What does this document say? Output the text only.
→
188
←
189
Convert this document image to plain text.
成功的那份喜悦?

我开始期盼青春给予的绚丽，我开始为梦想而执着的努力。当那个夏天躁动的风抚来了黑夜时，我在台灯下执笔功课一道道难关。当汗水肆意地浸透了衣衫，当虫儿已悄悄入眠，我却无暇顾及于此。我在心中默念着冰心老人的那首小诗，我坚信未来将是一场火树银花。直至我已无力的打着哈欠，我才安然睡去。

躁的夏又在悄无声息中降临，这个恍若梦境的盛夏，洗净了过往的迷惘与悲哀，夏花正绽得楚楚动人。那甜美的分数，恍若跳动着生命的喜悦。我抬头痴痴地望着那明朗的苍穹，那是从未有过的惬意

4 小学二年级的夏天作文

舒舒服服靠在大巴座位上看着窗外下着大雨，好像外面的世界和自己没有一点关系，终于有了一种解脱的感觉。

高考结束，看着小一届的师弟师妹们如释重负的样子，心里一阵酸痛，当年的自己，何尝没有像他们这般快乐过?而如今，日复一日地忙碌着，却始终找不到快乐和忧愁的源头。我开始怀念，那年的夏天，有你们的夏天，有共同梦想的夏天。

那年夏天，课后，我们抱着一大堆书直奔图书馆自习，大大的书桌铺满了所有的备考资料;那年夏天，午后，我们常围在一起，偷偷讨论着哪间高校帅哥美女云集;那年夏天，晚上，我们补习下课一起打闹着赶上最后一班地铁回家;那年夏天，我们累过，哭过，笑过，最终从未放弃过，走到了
+++
> [Directions]:
Identify and copy the lines holding the word "document".

> [Expected answer]:
What does this document say? Output the text only.
Convert this document image to plain text.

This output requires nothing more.